• _Goal_
Exclude the pictures and reproduce the remaining data exactly as written.

Stored records:
#####

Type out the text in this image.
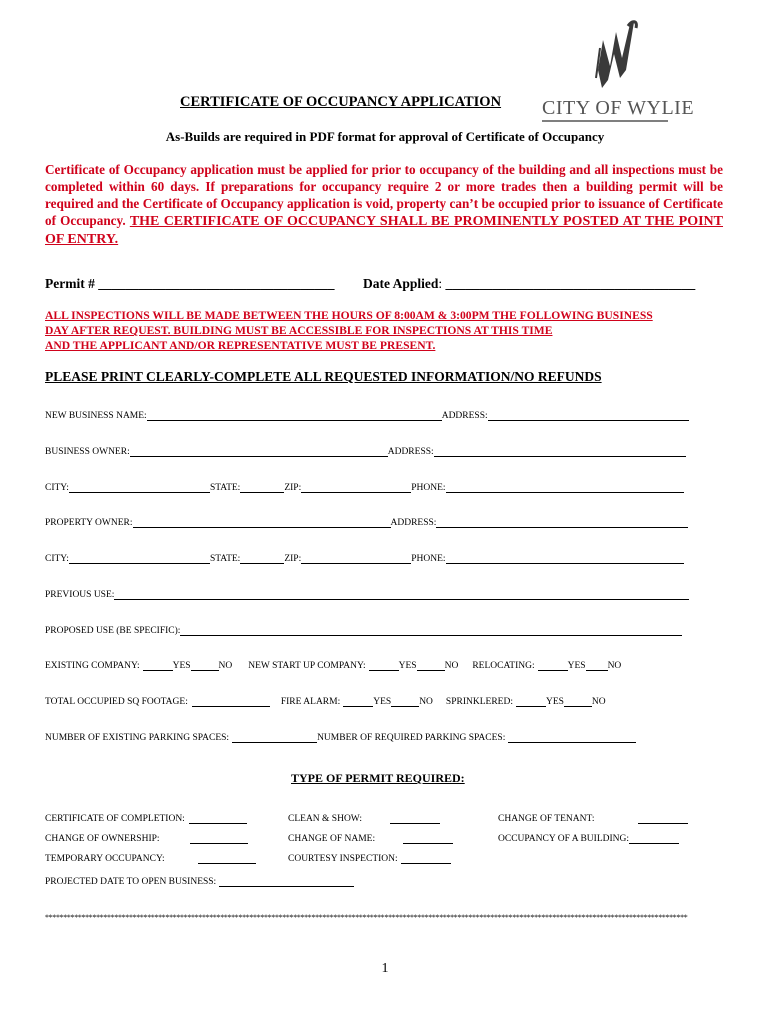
CITY OF WYLIE
CERTIFICATE OF OCCUPANCY APPLICATION
As-Builds are required in PDF format for approval of Certificate of Occupancy
Certificate of Occupancy application must be applied for prior to occupancy of the building and all inspections must be completed within 60 days. If preparations for occupancy require 2 or more trades then a building permit will be required and the Certificate of Occupancy application is void, property can’t be occupied prior to issuance of Certificate of Occupancy. THE CERTIFICATE OF OCCUPANCY SHALL BE PROMINENTLY POSTED AT THE POINT OF ENTRY.
Permit # ___________________________________ Date Applied: _____________________________________
ALL INSPECTIONS WILL BE MADE BETWEEN THE HOURS OF 8:00AM & 3:00PM THE FOLLOWING BUSINESS
DAY AFTER REQUEST. BUILDING MUST BE ACCESSIBLE FOR INSPECTIONS AT THIS TIME
AND THE APPLICANT AND/OR REPRESENTATIVE MUST BE PRESENT.
PLEASE PRINT CLEARLY-COMPLETE ALL REQUESTED INFORMATION/NO REFUNDS
NEW BUSINESS NAME:	ADDRESS:
BUSINESS OWNER:	ADDRESS:
CITY:	STATE:	ZIP:	PHONE:
PROPERTY OWNER:	ADDRESS:
CITY:	STATE:	ZIP:	PHONE:
PREVIOUS USE:
PROPOSED USE (BE SPECIFIC):
EXISTING COMPANY:	YES	NO NEW START UP COMPANY:	YES	NO RELOCATING:	YES NO
TOTAL OCCUPIED SQ FOOTAGE:	FIRE ALARM:	YES	NO SPRINKLERED:	YES	NO
NUMBER OF EXISTING PARKING SPACES:	NUMBER OF REQUIRED PARKING SPACES:
TYPE OF PERMIT REQUIRED:
CERTIFICATE OF COMPLETION:	CLEAN & SHOW:	CHANGE OF TENANT:
CHANGE OF OWNERSHIP:	CHANGE OF NAME:	OCCUPANCY OF A BUILDING:
TEMPORARY OCCUPANCY:	COURTESY INSPECTION:
PROJECTED DATE TO OPEN BUSINESS:
********************************************************************************************************************************************************************************
1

#####

• _Output for this task_
Type out the text in this image.
CITY OF WYLIE
CERTIFICATE OF OCCUPANCY APPLICATION
As-Builds are required in PDF format for approval of Certificate of Occupancy
Certificate of Occupancy application must be applied for prior to occupancy of the building and all inspections must be completed within 60 days. If preparations for occupancy require 2 or more trades then a building permit will be required and the Certificate of Occupancy application is void, property can’t be occupied prior to issuance of Certificate of Occupancy. THE CERTIFICATE OF OCCUPANCY SHALL BE PROMINENTLY POSTED AT THE POINT OF ENTRY.
Permit # ___________________________________ Date Applied: _____________________________________
ALL INSPECTIONS WILL BE MADE BETWEEN THE HOURS OF 8:00AM & 3:00PM THE FOLLOWING BUSINESS
DAY AFTER REQUEST. BUILDING MUST BE ACCESSIBLE FOR INSPECTIONS AT THIS TIME
AND THE APPLICANT AND/OR REPRESENTATIVE MUST BE PRESENT.
PLEASE PRINT CLEARLY-COMPLETE ALL REQUESTED INFORMATION/NO REFUNDS
NEW BUSINESS NAME:	ADDRESS:
BUSINESS OWNER:	ADDRESS:
CITY:	STATE:	ZIP:	PHONE:
PROPERTY OWNER:	ADDRESS:
CITY:	STATE:	ZIP:	PHONE:
PREVIOUS USE:
PROPOSED USE (BE SPECIFIC):
EXISTING COMPANY:	YES	NO NEW START UP COMPANY:	YES	NO RELOCATING:	YES NO
TOTAL OCCUPIED SQ FOOTAGE:	FIRE ALARM:	YES	NO SPRINKLERED:	YES	NO
NUMBER OF EXISTING PARKING SPACES:	NUMBER OF REQUIRED PARKING SPACES:
TYPE OF PERMIT REQUIRED:
CERTIFICATE OF COMPLETION:	CLEAN & SHOW:	CHANGE OF TENANT:
CHANGE OF OWNERSHIP:	CHANGE OF NAME:	OCCUPANCY OF A BUILDING:
TEMPORARY OCCUPANCY:	COURTESY INSPECTION:
PROJECTED DATE TO OPEN BUSINESS:
********************************************************************************************************************************************************************************
1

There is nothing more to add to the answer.